--- MATERIAL PROVIDED ---
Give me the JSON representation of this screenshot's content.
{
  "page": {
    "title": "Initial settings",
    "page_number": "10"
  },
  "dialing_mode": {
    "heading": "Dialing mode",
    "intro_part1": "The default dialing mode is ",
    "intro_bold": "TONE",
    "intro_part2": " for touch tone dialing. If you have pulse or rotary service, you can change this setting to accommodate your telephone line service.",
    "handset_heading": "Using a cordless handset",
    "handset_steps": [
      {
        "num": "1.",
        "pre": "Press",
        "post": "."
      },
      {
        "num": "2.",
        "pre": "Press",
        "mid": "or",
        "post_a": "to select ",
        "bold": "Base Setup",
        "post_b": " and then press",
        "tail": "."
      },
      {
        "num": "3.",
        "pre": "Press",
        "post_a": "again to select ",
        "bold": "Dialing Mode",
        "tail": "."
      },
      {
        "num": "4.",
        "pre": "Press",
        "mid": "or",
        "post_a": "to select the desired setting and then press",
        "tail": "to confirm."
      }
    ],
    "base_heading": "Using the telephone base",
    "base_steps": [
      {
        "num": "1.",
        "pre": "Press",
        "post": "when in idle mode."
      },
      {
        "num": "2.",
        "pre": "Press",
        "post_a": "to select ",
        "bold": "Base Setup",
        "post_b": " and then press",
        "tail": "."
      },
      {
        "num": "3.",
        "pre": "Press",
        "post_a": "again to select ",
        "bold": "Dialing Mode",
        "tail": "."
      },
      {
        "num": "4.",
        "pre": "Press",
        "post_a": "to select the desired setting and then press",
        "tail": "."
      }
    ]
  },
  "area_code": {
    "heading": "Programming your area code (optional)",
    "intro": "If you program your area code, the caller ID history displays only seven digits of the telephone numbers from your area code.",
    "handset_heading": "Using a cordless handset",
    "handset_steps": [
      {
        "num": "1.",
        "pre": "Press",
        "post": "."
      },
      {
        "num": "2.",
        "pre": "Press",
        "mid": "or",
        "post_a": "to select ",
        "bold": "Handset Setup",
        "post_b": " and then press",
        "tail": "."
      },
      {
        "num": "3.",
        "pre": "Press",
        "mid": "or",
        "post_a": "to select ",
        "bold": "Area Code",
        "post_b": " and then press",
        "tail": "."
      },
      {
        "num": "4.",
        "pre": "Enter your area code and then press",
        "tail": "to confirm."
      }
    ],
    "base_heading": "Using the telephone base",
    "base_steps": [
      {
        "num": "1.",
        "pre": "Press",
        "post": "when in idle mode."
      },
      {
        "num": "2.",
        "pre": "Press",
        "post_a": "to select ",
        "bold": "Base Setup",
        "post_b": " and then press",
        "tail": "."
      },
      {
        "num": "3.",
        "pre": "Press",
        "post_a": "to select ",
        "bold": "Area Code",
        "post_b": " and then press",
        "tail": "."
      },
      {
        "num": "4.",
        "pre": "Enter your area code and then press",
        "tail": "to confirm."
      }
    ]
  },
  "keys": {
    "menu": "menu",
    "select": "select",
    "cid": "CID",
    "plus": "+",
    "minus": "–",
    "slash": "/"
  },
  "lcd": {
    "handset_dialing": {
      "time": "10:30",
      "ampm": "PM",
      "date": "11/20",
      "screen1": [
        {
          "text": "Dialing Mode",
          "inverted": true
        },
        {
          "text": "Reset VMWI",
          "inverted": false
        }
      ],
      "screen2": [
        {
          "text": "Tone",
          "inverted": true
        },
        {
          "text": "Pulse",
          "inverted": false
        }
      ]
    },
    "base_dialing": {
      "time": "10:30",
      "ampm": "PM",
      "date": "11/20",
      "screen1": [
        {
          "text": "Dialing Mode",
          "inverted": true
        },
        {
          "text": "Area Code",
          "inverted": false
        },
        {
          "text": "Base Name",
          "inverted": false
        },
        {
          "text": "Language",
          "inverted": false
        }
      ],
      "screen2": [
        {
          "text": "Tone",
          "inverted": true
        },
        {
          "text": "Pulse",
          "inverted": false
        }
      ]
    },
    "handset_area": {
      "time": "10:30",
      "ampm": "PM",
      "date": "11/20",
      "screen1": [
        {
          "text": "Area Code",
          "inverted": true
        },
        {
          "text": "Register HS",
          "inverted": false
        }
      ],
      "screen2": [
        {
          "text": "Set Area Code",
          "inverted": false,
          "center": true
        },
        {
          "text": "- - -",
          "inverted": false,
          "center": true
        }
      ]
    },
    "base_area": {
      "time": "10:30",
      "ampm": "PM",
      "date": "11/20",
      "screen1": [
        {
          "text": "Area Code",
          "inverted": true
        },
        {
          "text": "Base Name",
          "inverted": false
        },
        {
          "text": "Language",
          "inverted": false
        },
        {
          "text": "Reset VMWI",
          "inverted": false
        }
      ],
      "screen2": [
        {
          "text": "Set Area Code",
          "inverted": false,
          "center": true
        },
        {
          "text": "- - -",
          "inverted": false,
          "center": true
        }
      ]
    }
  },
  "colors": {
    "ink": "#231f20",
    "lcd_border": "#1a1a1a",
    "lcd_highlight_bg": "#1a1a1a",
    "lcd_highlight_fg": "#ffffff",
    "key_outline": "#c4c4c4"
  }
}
---
--- MATERIAL PROVIDED ---
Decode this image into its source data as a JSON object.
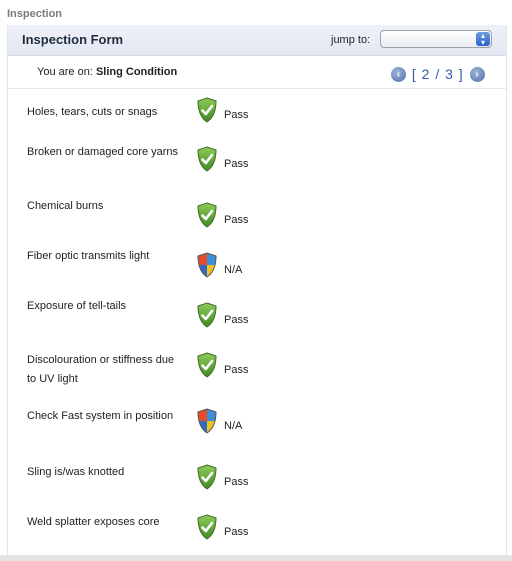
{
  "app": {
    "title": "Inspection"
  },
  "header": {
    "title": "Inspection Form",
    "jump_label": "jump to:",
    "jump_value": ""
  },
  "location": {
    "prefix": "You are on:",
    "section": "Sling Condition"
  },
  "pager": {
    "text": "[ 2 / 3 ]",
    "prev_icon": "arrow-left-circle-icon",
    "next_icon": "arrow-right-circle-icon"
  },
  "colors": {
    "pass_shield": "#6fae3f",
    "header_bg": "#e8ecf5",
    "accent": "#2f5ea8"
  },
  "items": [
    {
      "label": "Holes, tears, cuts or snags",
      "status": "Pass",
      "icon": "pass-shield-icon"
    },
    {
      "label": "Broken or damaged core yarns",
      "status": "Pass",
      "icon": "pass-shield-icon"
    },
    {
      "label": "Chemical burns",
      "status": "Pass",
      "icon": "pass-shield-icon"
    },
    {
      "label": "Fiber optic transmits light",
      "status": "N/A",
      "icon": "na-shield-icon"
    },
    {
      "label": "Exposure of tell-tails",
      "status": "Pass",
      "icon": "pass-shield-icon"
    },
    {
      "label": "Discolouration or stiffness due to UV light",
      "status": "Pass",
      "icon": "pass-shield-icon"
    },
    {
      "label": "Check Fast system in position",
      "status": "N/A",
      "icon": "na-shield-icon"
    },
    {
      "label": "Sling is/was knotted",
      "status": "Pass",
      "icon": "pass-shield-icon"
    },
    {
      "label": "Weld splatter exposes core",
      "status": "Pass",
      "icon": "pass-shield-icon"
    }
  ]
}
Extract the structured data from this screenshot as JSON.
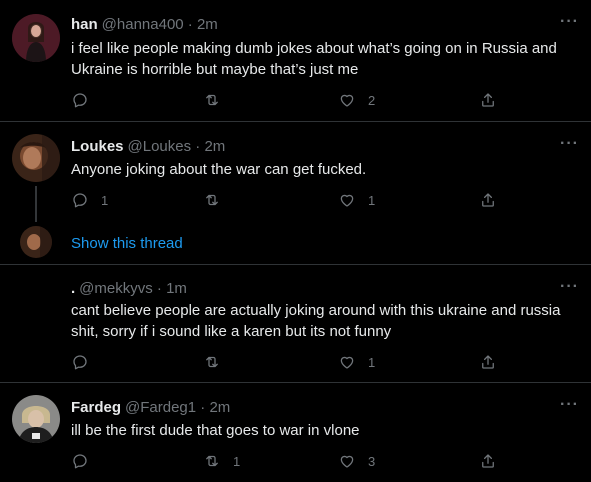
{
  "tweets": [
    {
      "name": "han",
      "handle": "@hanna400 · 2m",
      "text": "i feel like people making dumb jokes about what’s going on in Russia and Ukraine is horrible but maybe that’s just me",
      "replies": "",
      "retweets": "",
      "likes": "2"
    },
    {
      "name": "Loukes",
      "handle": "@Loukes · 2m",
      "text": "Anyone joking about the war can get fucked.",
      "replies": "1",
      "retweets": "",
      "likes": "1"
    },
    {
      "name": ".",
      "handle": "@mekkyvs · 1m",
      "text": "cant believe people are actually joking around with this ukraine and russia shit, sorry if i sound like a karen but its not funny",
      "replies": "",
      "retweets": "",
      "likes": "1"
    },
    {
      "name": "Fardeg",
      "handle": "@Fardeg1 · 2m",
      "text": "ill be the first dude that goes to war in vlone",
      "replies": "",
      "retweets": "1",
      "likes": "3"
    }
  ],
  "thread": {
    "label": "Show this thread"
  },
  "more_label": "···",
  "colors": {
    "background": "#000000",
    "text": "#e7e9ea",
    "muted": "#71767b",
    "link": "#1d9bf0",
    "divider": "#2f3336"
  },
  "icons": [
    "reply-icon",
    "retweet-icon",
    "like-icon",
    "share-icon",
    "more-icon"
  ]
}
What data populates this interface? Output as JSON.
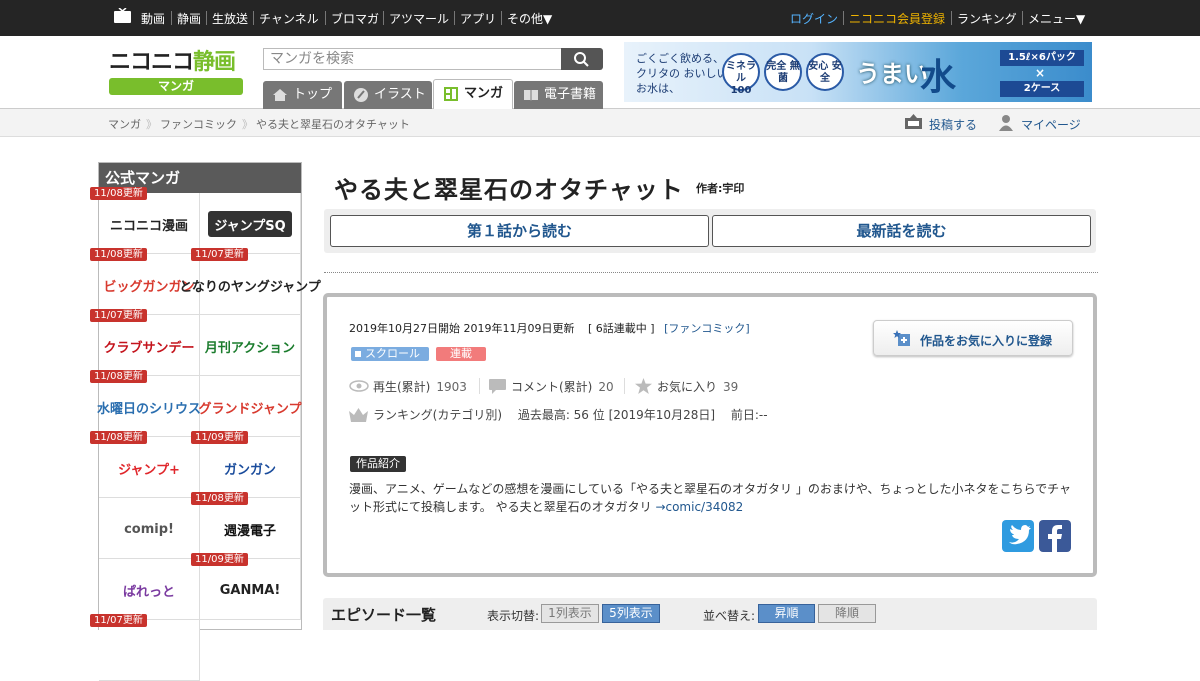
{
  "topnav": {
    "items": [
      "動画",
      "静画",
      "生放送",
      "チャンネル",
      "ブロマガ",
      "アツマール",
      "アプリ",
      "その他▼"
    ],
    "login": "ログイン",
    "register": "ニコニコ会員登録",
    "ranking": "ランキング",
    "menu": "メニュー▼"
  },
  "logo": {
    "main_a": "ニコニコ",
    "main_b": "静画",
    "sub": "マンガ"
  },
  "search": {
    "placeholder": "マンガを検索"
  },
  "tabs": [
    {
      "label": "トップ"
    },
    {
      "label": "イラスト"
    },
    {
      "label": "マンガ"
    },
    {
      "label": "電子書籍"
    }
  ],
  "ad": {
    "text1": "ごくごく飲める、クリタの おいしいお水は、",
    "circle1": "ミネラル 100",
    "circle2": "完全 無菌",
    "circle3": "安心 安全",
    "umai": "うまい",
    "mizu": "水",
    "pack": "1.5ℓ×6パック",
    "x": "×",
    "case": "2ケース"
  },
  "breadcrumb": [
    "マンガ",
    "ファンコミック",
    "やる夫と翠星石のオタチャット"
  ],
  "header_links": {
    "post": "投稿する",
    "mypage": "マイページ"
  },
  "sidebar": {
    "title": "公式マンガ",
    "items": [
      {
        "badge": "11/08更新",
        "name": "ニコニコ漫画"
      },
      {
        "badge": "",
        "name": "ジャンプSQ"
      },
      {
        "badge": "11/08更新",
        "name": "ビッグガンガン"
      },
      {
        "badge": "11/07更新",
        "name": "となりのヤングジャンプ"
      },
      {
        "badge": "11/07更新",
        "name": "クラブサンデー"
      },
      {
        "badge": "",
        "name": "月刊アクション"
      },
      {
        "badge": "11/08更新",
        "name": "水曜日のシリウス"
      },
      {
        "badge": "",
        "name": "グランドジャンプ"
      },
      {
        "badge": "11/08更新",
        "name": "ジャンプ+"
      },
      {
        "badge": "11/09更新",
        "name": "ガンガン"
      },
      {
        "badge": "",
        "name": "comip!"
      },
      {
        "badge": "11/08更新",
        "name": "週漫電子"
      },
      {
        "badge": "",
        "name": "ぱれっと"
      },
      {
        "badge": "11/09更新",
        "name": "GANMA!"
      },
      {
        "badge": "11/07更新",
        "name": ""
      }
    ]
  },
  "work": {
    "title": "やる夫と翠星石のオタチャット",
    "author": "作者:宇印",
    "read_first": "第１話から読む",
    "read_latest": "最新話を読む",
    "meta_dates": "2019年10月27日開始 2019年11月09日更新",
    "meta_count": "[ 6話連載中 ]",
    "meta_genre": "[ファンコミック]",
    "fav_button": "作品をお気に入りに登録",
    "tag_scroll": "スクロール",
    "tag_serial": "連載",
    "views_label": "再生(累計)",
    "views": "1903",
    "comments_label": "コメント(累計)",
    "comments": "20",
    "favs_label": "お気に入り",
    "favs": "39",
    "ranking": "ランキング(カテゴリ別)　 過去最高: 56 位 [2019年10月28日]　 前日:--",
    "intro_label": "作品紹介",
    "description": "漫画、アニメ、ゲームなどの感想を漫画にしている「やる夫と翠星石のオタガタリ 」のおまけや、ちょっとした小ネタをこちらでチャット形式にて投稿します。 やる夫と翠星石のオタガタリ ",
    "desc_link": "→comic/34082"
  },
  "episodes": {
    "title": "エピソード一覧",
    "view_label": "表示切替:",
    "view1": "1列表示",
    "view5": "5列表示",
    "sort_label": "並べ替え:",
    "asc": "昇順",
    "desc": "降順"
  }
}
---
--- MATERIAL PROVIDED ---
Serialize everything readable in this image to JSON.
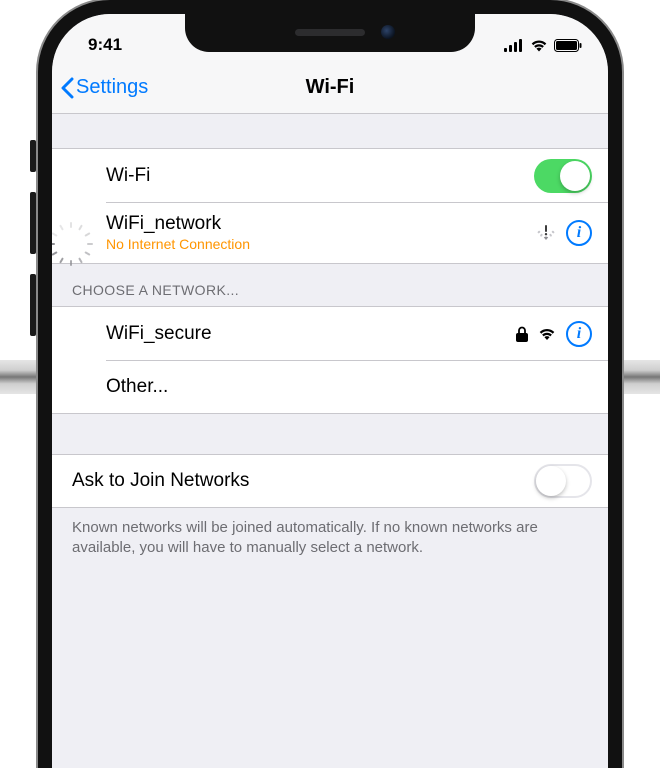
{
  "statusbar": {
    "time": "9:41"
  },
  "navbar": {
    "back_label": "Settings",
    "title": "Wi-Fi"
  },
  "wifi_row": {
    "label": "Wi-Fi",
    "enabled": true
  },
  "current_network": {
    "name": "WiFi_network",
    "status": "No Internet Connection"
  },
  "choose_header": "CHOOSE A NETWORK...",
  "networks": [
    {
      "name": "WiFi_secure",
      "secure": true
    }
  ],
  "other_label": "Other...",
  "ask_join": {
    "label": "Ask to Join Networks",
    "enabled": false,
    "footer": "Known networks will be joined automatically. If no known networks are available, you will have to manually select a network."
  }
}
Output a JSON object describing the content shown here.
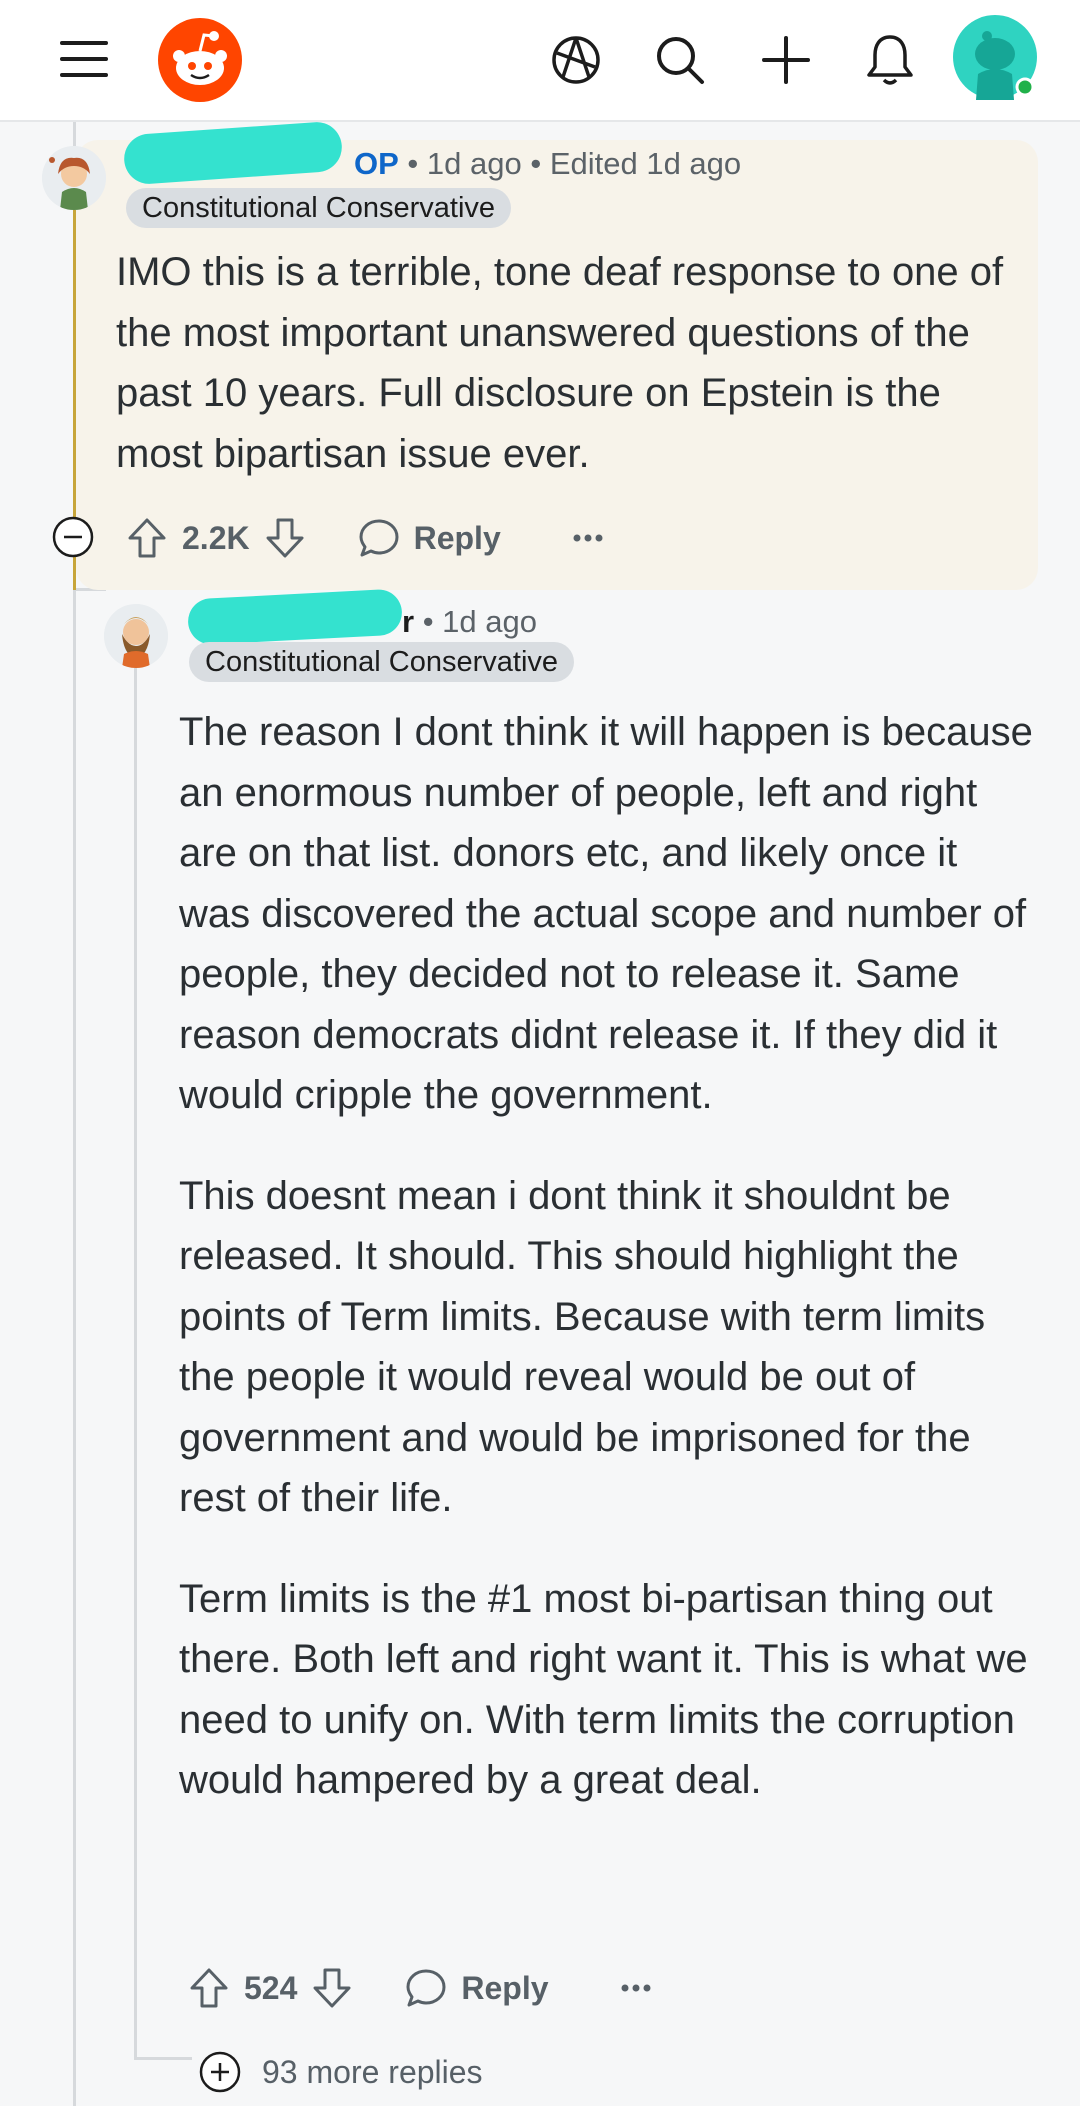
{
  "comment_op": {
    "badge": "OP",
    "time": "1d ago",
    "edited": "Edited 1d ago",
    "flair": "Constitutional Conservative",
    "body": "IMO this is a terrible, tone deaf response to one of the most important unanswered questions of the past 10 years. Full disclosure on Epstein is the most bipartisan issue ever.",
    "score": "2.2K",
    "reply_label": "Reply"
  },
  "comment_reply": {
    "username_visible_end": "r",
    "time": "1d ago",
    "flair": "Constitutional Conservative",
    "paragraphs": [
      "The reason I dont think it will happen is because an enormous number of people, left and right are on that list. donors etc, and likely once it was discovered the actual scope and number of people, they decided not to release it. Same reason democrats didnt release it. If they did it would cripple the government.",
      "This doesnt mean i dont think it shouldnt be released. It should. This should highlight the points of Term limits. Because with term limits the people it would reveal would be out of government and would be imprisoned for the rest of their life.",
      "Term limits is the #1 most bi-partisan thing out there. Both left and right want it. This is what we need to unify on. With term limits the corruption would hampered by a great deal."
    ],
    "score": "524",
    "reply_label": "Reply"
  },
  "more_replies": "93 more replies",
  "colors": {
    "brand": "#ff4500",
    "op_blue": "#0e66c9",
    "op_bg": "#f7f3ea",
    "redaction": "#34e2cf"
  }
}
---
■ WORK TO BE COMPLETED: Gather each line of the listing that holds the string "title".

■ WRITTEN RESPONSE:
    "title": "Initial settings",
    "title": "Inspection"
    "title": "Inspection Form",
    "title": "公式マンガ",
    "title": "やる夫と翠星石のオタチャット",
    "title": "エピソード一覧",
    "title": "Wi-Fi"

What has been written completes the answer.